Quote the full listing word for word.

== EXCERPTED DATA ==
*-*-*

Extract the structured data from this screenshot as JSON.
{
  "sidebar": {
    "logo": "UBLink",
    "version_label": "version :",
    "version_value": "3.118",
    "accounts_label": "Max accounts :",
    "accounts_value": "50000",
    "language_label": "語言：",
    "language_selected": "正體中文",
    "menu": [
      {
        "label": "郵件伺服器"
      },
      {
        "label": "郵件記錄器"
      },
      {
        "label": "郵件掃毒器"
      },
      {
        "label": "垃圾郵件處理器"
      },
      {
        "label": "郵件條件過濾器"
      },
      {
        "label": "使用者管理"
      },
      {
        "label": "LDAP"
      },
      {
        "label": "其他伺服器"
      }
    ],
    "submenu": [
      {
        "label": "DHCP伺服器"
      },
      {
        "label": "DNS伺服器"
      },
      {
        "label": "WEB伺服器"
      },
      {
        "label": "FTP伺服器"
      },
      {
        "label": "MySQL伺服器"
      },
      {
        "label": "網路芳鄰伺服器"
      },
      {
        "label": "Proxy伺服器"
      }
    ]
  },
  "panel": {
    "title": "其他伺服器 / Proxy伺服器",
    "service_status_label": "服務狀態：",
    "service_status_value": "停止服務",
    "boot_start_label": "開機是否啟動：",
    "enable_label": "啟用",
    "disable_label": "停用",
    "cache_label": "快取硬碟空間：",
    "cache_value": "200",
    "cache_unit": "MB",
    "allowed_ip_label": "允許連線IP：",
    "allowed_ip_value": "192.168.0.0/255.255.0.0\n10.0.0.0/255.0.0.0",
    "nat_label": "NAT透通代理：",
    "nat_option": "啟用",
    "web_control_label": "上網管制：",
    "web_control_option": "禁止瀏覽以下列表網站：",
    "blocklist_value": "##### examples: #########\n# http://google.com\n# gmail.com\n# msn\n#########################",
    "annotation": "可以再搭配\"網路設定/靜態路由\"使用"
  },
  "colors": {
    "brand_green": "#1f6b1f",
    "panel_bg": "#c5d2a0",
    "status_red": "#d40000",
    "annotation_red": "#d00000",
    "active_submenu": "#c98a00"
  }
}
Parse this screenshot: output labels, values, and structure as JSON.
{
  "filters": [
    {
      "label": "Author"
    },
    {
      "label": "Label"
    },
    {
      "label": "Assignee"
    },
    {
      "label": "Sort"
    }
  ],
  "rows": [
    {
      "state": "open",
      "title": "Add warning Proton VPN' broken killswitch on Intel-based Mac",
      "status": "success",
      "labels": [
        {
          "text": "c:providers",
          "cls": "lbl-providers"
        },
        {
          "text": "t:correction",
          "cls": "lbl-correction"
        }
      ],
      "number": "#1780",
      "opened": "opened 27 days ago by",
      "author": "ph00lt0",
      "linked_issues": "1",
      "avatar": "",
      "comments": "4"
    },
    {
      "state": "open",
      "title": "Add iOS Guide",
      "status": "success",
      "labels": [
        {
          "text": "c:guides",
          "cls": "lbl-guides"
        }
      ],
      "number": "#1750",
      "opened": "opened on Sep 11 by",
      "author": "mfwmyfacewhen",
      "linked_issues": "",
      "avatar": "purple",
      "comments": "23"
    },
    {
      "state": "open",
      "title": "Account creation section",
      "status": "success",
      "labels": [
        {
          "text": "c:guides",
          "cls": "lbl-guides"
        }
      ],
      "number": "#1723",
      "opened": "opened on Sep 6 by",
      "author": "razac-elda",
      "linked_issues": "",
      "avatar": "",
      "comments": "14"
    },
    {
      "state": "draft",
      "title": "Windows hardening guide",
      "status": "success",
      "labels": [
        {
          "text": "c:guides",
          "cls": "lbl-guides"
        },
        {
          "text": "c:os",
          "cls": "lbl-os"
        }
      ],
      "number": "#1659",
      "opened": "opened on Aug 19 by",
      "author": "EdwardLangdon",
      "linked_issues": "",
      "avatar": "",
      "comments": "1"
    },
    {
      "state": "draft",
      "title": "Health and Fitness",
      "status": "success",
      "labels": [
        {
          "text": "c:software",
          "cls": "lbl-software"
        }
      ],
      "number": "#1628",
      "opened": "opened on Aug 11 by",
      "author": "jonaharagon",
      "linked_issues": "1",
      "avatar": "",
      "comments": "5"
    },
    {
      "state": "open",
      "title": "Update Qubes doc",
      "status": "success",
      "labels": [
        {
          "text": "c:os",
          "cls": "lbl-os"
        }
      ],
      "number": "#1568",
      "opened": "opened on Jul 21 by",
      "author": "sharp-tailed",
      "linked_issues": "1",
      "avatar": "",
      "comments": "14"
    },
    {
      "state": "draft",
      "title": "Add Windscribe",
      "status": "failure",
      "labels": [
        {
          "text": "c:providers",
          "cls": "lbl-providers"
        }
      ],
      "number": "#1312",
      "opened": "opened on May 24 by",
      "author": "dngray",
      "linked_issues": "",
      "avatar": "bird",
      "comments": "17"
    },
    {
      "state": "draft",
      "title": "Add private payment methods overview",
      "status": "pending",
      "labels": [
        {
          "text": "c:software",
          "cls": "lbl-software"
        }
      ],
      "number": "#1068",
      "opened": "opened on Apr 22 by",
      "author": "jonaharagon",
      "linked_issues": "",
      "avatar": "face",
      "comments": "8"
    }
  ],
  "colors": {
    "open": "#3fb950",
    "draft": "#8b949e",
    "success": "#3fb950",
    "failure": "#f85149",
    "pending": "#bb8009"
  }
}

*-*-*

== SOLUTION TO THE PROBLEM ==
Extract the structured data from this screenshot as JSON.
{
  "sidebar": {
    "logo": "UBLink",
    "version_label": "version :",
    "version_value": "3.118",
    "accounts_label": "Max accounts :",
    "accounts_value": "50000",
    "language_label": "語言：",
    "language_selected": "正體中文",
    "menu": [
      {
        "label": "郵件伺服器"
      },
      {
        "label": "郵件記錄器"
      },
      {
        "label": "郵件掃毒器"
      },
      {
        "label": "垃圾郵件處理器"
      },
      {
        "label": "郵件條件過濾器"
      },
      {
        "label": "使用者管理"
      },
      {
        "label": "LDAP"
      },
      {
        "label": "其他伺服器"
      }
    ],
    "submenu": [
      {
        "label": "DHCP伺服器"
      },
      {
        "label": "DNS伺服器"
      },
      {
        "label": "WEB伺服器"
      },
      {
        "label": "FTP伺服器"
      },
      {
        "label": "MySQL伺服器"
      },
      {
        "label": "網路芳鄰伺服器"
      },
      {
        "label": "Proxy伺服器"
      }
    ]
  },
  "panel": {
    "title": "其他伺服器 / Proxy伺服器",
    "service_status_label": "服務狀態：",
    "service_status_value": "停止服務",
    "boot_start_label": "開機是否啟動：",
    "enable_label": "啟用",
    "disable_label": "停用",
    "cache_label": "快取硬碟空間：",
    "cache_value": "200",
    "cache_unit": "MB",
    "allowed_ip_label": "允許連線IP：",
    "allowed_ip_value": "192.168.0.0/255.255.0.0\n10.0.0.0/255.0.0.0",
    "nat_label": "NAT透通代理：",
    "nat_option": "啟用",
    "web_control_label": "上網管制：",
    "web_control_option": "禁止瀏覽以下列表網站：",
    "blocklist_value": "##### examples: #########\n# http://google.com\n# gmail.com\n# msn\n#########################",
    "annotation": "可以再搭配\"網路設定/靜態路由\"使用"
  },
  "colors": {
    "brand_green": "#1f6b1f",
    "panel_bg": "#c5d2a0",
    "status_red": "#d40000",
    "annotation_red": "#d00000",
    "active_submenu": "#c98a00"
  }
}
Parse this screenshot: output labels, values, and structure as JSON.
{
  "filters": [
    {
      "label": "Author"
    },
    {
      "label": "Label"
    },
    {
      "label": "Assignee"
    },
    {
      "label": "Sort"
    }
  ],
  "rows": [
    {
      "state": "open",
      "title": "Add warning Proton VPN' broken killswitch on Intel-based Mac",
      "status": "success",
      "labels": [
        {
          "text": "c:providers",
          "cls": "lbl-providers"
        },
        {
          "text": "t:correction",
          "cls": "lbl-correction"
        }
      ],
      "number": "#1780",
      "opened": "opened 27 days ago by",
      "author": "ph00lt0",
      "linked_issues": "1",
      "avatar": "",
      "comments": "4"
    },
    {
      "state": "open",
      "title": "Add iOS Guide",
      "status": "success",
      "labels": [
        {
          "text": "c:guides",
          "cls": "lbl-guides"
        }
      ],
      "number": "#1750",
      "opened": "opened on Sep 11 by",
      "author": "mfwmyfacewhen",
      "linked_issues": "",
      "avatar": "purple",
      "comments": "23"
    },
    {
      "state": "open",
      "title": "Account creation section",
      "status": "success",
      "labels": [
        {
          "text": "c:guides",
          "cls": "lbl-guides"
        }
      ],
      "number": "#1723",
      "opened": "opened on Sep 6 by",
      "author": "razac-elda",
      "linked_issues": "",
      "avatar": "",
      "comments": "14"
    },
    {
      "state": "draft",
      "title": "Windows hardening guide",
      "status": "success",
      "labels": [
        {
          "text": "c:guides",
          "cls": "lbl-guides"
        },
        {
          "text": "c:os",
          "cls": "lbl-os"
        }
      ],
      "number": "#1659",
      "opened": "opened on Aug 19 by",
      "author": "EdwardLangdon",
      "linked_issues": "",
      "avatar": "",
      "comments": "1"
    },
    {
      "state": "draft",
      "title": "Health and Fitness",
      "status": "success",
      "labels": [
        {
          "text": "c:software",
          "cls": "lbl-software"
        }
      ],
      "number": "#1628",
      "opened": "opened on Aug 11 by",
      "author": "jonaharagon",
      "linked_issues": "1",
      "avatar": "",
      "comments": "5"
    },
    {
      "state": "open",
      "title": "Update Qubes doc",
      "status": "success",
      "labels": [
        {
          "text": "c:os",
          "cls": "lbl-os"
        }
      ],
      "number": "#1568",
      "opened": "opened on Jul 21 by",
      "author": "sharp-tailed",
      "linked_issues": "1",
      "avatar": "",
      "comments": "14"
    },
    {
      "state": "draft",
      "title": "Add Windscribe",
      "status": "failure",
      "labels": [
        {
          "text": "c:providers",
          "cls": "lbl-providers"
        }
      ],
      "number": "#1312",
      "opened": "opened on May 24 by",
      "author": "dngray",
      "linked_issues": "",
      "avatar": "bird",
      "comments": "17"
    },
    {
      "state": "draft",
      "title": "Add private payment methods overview",
      "status": "pending",
      "labels": [
        {
          "text": "c:software",
          "cls": "lbl-software"
        }
      ],
      "number": "#1068",
      "opened": "opened on Apr 22 by",
      "author": "jonaharagon",
      "linked_issues": "",
      "avatar": "face",
      "comments": "8"
    }
  ],
  "colors": {
    "open": "#3fb950",
    "draft": "#8b949e",
    "success": "#3fb950",
    "failure": "#f85149",
    "pending": "#bb8009"
  }
}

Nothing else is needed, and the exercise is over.